▶ Job:
Write out each line from the data below that includes the word "Ивановна".

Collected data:
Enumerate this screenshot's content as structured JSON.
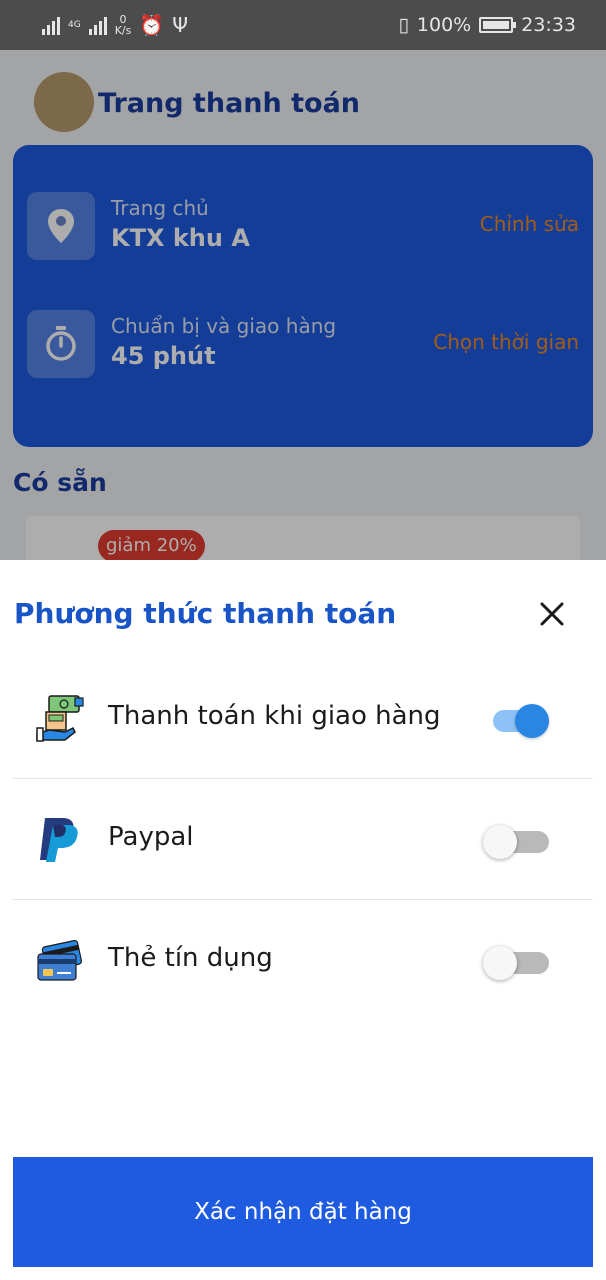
{
  "status_bar": {
    "network_type": "4G",
    "speed_value": "0",
    "speed_unit": "K/s",
    "battery": "100%",
    "time": "23:33"
  },
  "background_page": {
    "title": "Trang thanh toán",
    "address": {
      "label": "Trang chủ",
      "value": "KTX khu A",
      "action": "Chỉnh sửa"
    },
    "time": {
      "label": "Chuẩn bị và giao hàng",
      "value": "45 phút",
      "action": "Chọn thời gian"
    },
    "section_title": "Có sẵn",
    "product": {
      "discount": "giảm 20%"
    }
  },
  "sheet": {
    "title": "Phương thức thanh toán",
    "options": [
      {
        "label": "Thanh toán khi giao hàng",
        "icon": "cash-on-delivery-icon",
        "enabled": true
      },
      {
        "label": "Paypal",
        "icon": "paypal-icon",
        "enabled": false
      },
      {
        "label": "Thẻ tín dụng",
        "icon": "credit-card-icon",
        "enabled": false
      }
    ],
    "confirm_label": "Xác nhận đặt hàng"
  },
  "colors": {
    "primary": "#1e5be0",
    "title_blue": "#1a55c8",
    "accent_orange": "#f28a1c",
    "toggle_on": "#2a86e3"
  }
}
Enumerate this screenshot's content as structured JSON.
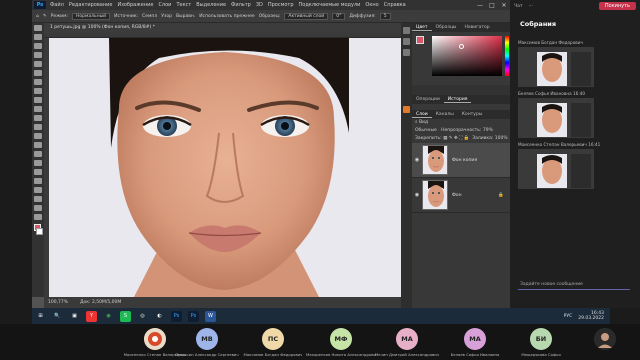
{
  "photoshop": {
    "menu": [
      "Файл",
      "Редактирование",
      "Изображение",
      "Слои",
      "Текст",
      "Выделение",
      "Фильтр",
      "3D",
      "Просмотр",
      "Подключаемые модули",
      "Окно",
      "Справка"
    ],
    "logo": "Ps",
    "window_controls": [
      "—",
      "□",
      "✕"
    ],
    "options": {
      "mode_label": "Режим:",
      "mode_value": "Нормальный",
      "source_label": "Источник:",
      "source_sample": "Семпл",
      "source_pattern": "Узор",
      "aligned": "Выравн.",
      "use_legacy": "Использовать прежнее",
      "sample_label": "Образец:",
      "sample_value": "Активный слой",
      "angle": "0°",
      "diffusion_label": "Диффузия:",
      "diffusion_value": "5"
    },
    "doc_tab": "1 ретушь.jpg @ 100% (Фон копия, RGB/8#) *",
    "status": {
      "zoom": "100,77%",
      "doc": "Док: 2,50М/5,00М"
    },
    "color_tabs": [
      "Цвет",
      "Образцы",
      "Навигатор"
    ],
    "history_tabs": [
      "Операции",
      "История"
    ],
    "layers_tabs": [
      "Слои",
      "Каналы",
      "Контуры"
    ],
    "layers": {
      "kind": "Вид",
      "blend": "Обычные",
      "opacity_label": "Непрозрачность:",
      "opacity_value": "79%",
      "lock_label": "Закрепить:",
      "fill_label": "Заливка:",
      "fill_value": "100%",
      "items": [
        {
          "name": "Фон копия",
          "active": true
        },
        {
          "name": "Фон",
          "active": false
        }
      ]
    },
    "colors": {
      "fg": "#d85a6a",
      "picker_hue": "#e0304a"
    }
  },
  "chat": {
    "top_label": "Чат",
    "leave_label": "Покинуть",
    "title": "Собрания",
    "messages": [
      {
        "author": "Максимов Богдан Федорович",
        "time": ""
      },
      {
        "author": "Беляев Софья Ивановна",
        "time": "16:40"
      },
      {
        "author": "Моисеенко Степан Валерьевич",
        "time": "16:41"
      }
    ],
    "new_message_placeholder": "Задайте новое сообщение"
  },
  "taskbar": {
    "apps": [
      "⊞",
      "🔍",
      "▣",
      "Y",
      "◉",
      "S",
      "◎",
      "◐",
      "Ps",
      "Ps",
      "W"
    ],
    "lang": "РУС",
    "time": "16:43",
    "date": "29.03.2022"
  },
  "participants": [
    {
      "initials": "",
      "name": "Моисеенко Степан Валерьевич",
      "color": "#d86a3a",
      "photo": true
    },
    {
      "initials": "МВ",
      "name": "Прошкин Александр Сергеевич",
      "color": "#9db5e8",
      "photo": false
    },
    {
      "initials": "ПС",
      "name": "Максимов Богдан Федорович",
      "color": "#f0d9a8",
      "photo": false
    },
    {
      "initials": "МФ",
      "name": "Макаренков Никита Александрович",
      "color": "#c6e3a8",
      "photo": false
    },
    {
      "initials": "МА",
      "name": "Мечин Дмитрий Александрович",
      "color": "#e8b0c8",
      "photo": false
    },
    {
      "initials": "МА",
      "name": "Беляев Софья Ивановна",
      "color": "#d8a0d8",
      "photo": false
    },
    {
      "initials": "БИ",
      "name": "Мещерякова Софья",
      "color": "#b8d8b0",
      "photo": false
    },
    {
      "initials": "",
      "name": "",
      "color": "#333333",
      "photo": true
    }
  ]
}
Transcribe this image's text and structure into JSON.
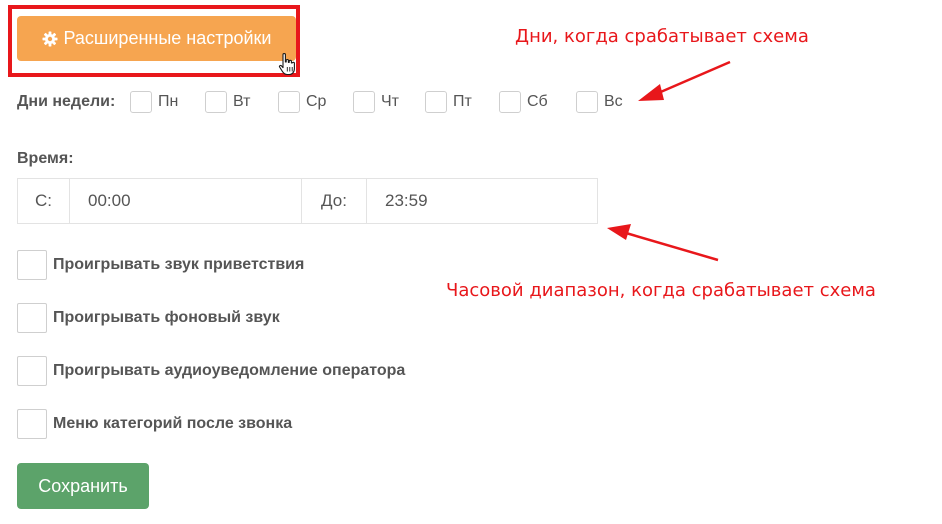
{
  "advanced_button": {
    "label": "Расширенные настройки",
    "icon": "gear-icon"
  },
  "weekdays": {
    "label": "Дни недели:",
    "days": [
      "Пн",
      "Вт",
      "Ср",
      "Чт",
      "Пт",
      "Сб",
      "Вс"
    ]
  },
  "time": {
    "label": "Время:",
    "from_label": "С:",
    "from_value": "00:00",
    "to_label": "До:",
    "to_value": "23:59"
  },
  "options": [
    "Проигрывать звук приветствия",
    "Проигрывать фоновый звук",
    "Проигрывать аудиоуведомление оператора",
    "Меню категорий после звонка"
  ],
  "save_button": {
    "label": "Сохранить"
  },
  "annotations": {
    "days_note": "Дни, когда срабатывает схема",
    "time_note": "Часовой диапазон, когда срабатывает схема"
  },
  "colors": {
    "advanced_button": "#f6a550",
    "save_button": "#5ca36a",
    "annotation": "#e8171b"
  }
}
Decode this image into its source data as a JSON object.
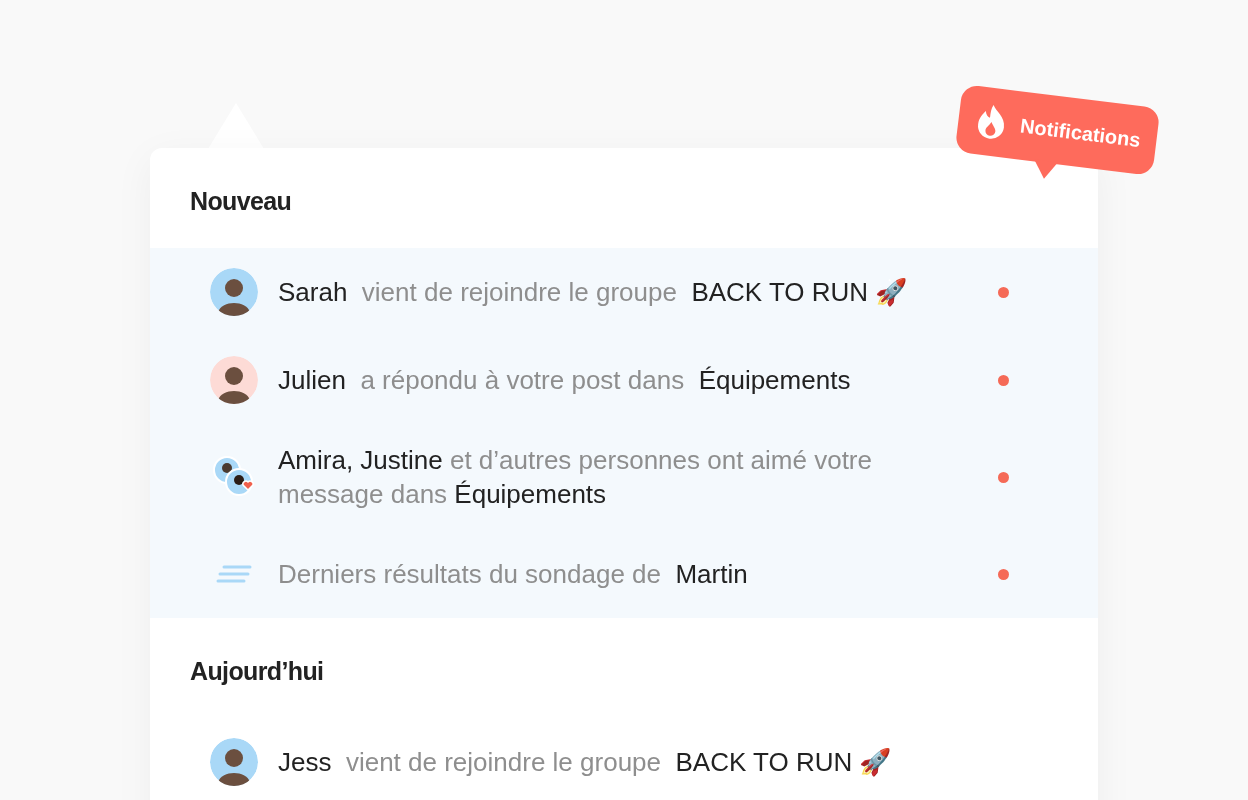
{
  "badge": {
    "label": "Notifications"
  },
  "sections": [
    {
      "title": "Nouveau",
      "items": [
        {
          "kind": "avatar",
          "unread": true,
          "color": "#a9d8f7",
          "text": "**Sarah**  vient de rejoindre le groupe  **BACK TO RUN 🚀**"
        },
        {
          "kind": "avatar",
          "unread": true,
          "color": "#fddbd6",
          "text": "**Julien**  a répondu à votre post dans  **Équipements**"
        },
        {
          "kind": "group",
          "unread": true,
          "text": "**Amira, Justine** et d’autres personnes ont aimé votre message dans **Équipements**"
        },
        {
          "kind": "poll",
          "unread": true,
          "text": "Derniers résultats du sondage de  **Martin**"
        }
      ]
    },
    {
      "title": "Aujourd’hui",
      "items": [
        {
          "kind": "avatar",
          "unread": false,
          "color": "#a9d8f7",
          "text": "**Jess**  vient de rejoindre le groupe  **BACK TO RUN 🚀**"
        }
      ]
    }
  ]
}
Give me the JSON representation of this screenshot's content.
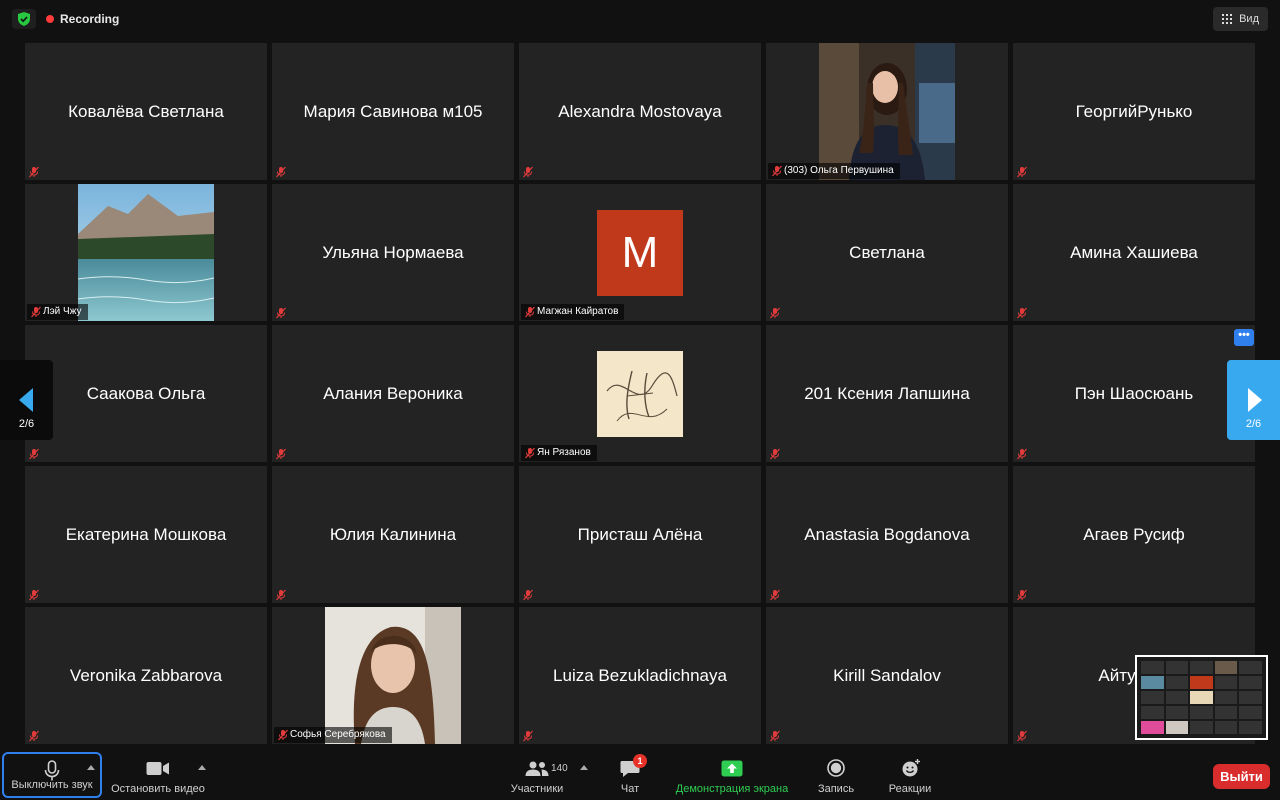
{
  "top": {
    "recording_label": "Recording",
    "view_label": "Вид"
  },
  "tiles": [
    {
      "name": "Ковалёва Светлана",
      "type": "name"
    },
    {
      "name": "Мария Савинова м105",
      "type": "name"
    },
    {
      "name": "Alexandra Mostovaya",
      "type": "name"
    },
    {
      "name": "(303) Ольга Первушина",
      "type": "photo-girl"
    },
    {
      "name": "ГеоргийРунько",
      "type": "name"
    },
    {
      "name": "Лэй Чжу",
      "type": "photo-lake"
    },
    {
      "name": "Ульяна Нормаева",
      "type": "name"
    },
    {
      "name": "Магжан Кайратов",
      "type": "avatar",
      "avatar_letter": "M"
    },
    {
      "name": "Светлана",
      "type": "name"
    },
    {
      "name": "Амина Хашиева",
      "type": "name"
    },
    {
      "name": "Саакова Ольга",
      "type": "name"
    },
    {
      "name": "Алания Вероника",
      "type": "name"
    },
    {
      "name": "Ян Рязанов",
      "type": "photo-calligraphy"
    },
    {
      "name": "201 Ксения Лапшина",
      "type": "name"
    },
    {
      "name": "Пэн Шаосюань",
      "type": "name"
    },
    {
      "name": "Екатерина Мошкова",
      "type": "name"
    },
    {
      "name": "Юлия Калинина",
      "type": "name"
    },
    {
      "name": "Присташ Алёна",
      "type": "name"
    },
    {
      "name": "Anastasia Bogdanova",
      "type": "name"
    },
    {
      "name": "Агаев Русиф",
      "type": "name"
    },
    {
      "name": "Veronika Zabbarova",
      "type": "name"
    },
    {
      "name": "Софья Серебрякова",
      "type": "photo-woman"
    },
    {
      "name": "Luiza Bezukladichnaya",
      "type": "name"
    },
    {
      "name": "Kirill Sandalov",
      "type": "name"
    },
    {
      "name": "Айтурган",
      "type": "name"
    }
  ],
  "nav": {
    "page_left": "2/6",
    "page_right": "2/6"
  },
  "more_button": "•••",
  "toolbar": {
    "mute_label": "Выключить звук",
    "video_label": "Остановить видео",
    "participants_label": "Участники",
    "participants_count": "140",
    "chat_label": "Чат",
    "chat_badge": "1",
    "share_label": "Демонстрация экрана",
    "record_label": "Запись",
    "reactions_label": "Реакции",
    "leave_label": "Выйти"
  },
  "colors": {
    "accent": "#38a9ef",
    "share_green": "#2fcd52",
    "leave_red": "#d92c2c",
    "avatar_orange": "#c0391b",
    "recording_red": "#ff3b3b"
  }
}
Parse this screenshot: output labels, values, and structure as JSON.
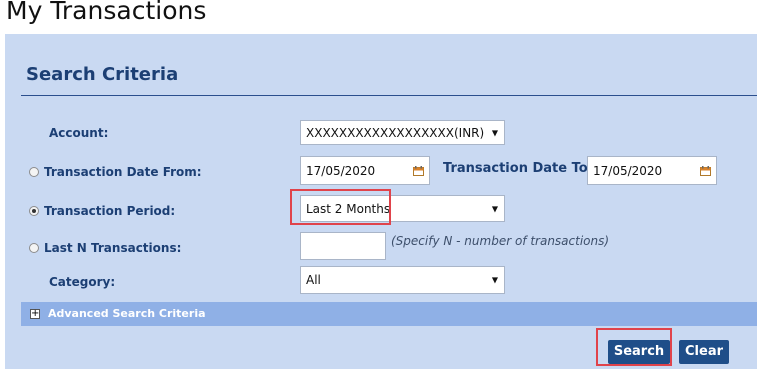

▶ Solution for this exercise:
        "author": "Беляев Софья Ивановна",
      "name": "Беляев Софья Ивановна",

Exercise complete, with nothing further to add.